──────── RECORDS SHOWN ────────
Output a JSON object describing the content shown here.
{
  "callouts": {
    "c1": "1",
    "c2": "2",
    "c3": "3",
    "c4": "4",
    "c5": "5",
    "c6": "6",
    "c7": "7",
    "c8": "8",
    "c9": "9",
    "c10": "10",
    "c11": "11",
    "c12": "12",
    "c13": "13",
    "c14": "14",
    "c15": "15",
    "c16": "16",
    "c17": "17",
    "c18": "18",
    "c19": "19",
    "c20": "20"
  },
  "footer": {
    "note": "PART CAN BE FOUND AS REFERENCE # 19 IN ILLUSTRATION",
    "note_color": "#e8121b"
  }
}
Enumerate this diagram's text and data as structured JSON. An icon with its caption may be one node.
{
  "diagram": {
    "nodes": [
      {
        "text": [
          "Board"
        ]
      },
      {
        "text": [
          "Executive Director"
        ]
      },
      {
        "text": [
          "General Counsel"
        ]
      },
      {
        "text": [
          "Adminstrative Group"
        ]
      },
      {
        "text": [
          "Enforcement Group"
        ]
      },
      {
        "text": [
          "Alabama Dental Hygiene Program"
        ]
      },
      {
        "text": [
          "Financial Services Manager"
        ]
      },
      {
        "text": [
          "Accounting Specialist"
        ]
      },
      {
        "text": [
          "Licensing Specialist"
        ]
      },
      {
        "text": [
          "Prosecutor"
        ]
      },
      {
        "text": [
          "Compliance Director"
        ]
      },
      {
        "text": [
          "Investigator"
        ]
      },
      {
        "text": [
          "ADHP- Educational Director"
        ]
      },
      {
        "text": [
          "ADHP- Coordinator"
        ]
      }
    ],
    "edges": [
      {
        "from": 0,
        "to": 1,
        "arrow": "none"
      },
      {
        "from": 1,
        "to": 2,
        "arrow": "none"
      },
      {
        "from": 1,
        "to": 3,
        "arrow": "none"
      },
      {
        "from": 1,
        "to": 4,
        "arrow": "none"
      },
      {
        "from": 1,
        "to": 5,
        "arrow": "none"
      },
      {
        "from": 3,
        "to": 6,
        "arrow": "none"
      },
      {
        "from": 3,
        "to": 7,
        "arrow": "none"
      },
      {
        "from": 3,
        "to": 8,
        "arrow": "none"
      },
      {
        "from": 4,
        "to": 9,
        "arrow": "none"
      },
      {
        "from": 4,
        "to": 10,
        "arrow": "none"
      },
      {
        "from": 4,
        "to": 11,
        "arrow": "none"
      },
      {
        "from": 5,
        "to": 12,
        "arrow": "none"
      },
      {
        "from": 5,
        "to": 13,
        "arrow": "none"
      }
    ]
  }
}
────────
──────── RECORDS SHOWN ────────
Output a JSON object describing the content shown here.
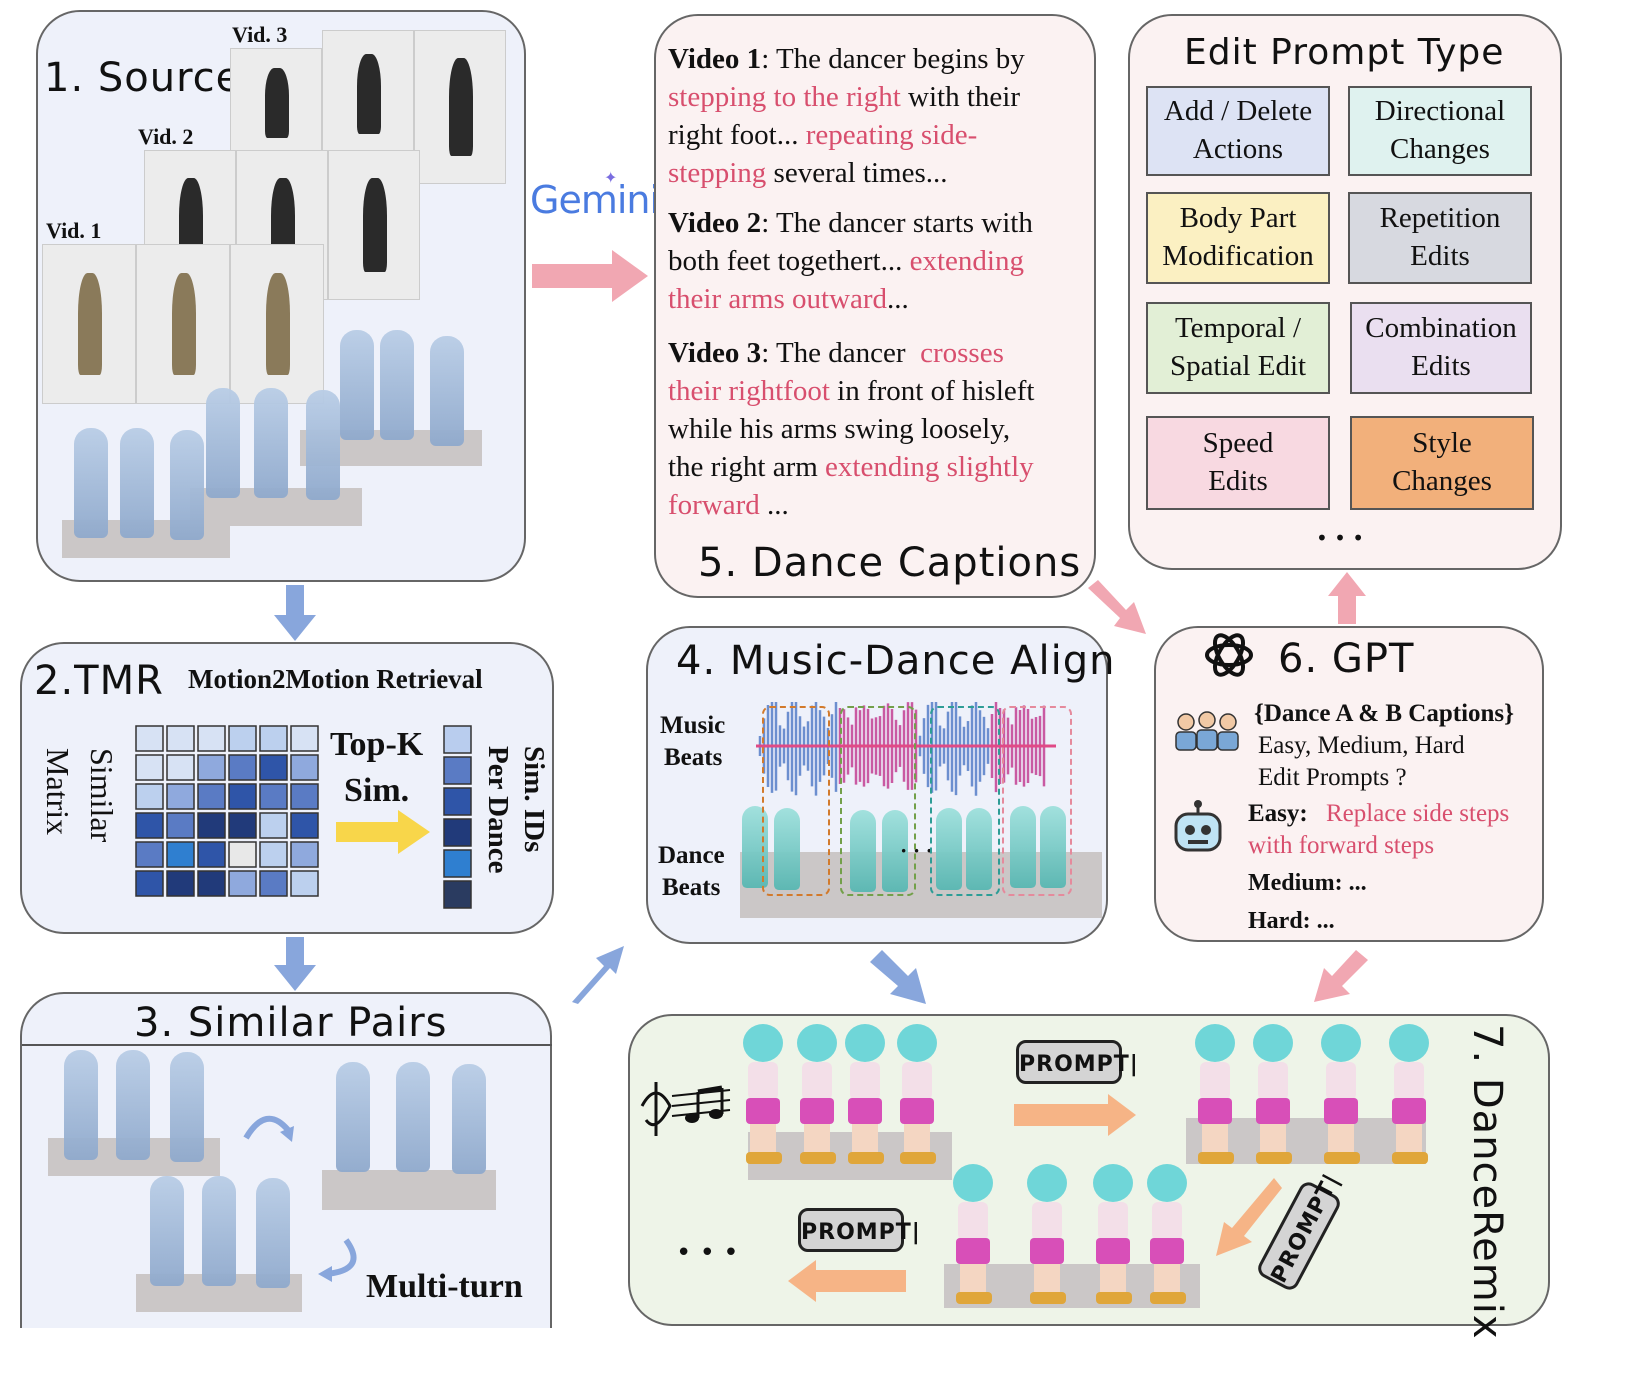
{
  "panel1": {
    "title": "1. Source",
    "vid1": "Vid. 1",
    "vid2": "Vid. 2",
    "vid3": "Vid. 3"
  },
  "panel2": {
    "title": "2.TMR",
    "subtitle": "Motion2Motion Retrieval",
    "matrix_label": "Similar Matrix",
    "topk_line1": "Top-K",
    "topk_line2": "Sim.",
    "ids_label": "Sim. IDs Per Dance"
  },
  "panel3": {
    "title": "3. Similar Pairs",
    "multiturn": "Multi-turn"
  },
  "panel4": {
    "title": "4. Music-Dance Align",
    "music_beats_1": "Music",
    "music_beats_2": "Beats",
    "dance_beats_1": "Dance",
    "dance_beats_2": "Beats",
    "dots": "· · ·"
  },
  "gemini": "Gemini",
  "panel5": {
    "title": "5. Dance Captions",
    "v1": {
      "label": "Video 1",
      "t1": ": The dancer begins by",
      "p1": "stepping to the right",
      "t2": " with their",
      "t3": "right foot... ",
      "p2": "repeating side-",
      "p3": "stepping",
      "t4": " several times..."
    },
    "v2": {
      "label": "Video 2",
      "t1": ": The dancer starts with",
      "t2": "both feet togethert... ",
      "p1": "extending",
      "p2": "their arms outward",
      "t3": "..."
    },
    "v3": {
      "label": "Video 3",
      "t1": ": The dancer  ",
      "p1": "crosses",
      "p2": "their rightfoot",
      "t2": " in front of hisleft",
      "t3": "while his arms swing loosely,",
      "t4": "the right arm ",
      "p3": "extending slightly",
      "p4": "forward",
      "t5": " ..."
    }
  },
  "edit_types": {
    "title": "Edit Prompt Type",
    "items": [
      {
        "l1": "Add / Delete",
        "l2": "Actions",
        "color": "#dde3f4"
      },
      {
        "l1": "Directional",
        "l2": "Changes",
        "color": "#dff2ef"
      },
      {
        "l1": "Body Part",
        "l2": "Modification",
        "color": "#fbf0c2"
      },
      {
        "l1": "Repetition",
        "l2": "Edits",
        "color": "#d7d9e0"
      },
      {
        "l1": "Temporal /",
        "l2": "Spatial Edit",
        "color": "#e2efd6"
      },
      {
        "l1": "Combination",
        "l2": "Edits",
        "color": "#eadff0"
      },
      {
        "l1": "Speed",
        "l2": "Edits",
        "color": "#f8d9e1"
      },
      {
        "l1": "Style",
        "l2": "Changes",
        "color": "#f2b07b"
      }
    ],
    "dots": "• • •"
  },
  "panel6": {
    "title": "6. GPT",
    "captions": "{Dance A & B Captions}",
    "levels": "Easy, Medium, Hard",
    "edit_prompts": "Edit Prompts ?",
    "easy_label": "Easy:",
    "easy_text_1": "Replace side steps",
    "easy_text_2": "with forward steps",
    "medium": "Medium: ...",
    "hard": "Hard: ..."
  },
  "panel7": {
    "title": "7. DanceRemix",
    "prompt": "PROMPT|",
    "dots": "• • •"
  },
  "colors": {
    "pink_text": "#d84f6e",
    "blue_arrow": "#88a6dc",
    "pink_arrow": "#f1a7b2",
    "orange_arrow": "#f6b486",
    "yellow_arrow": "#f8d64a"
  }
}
────────
BRIEF - In the records shown above, how many lines include the word "extending"? Answer with the number only.

REPLY - 2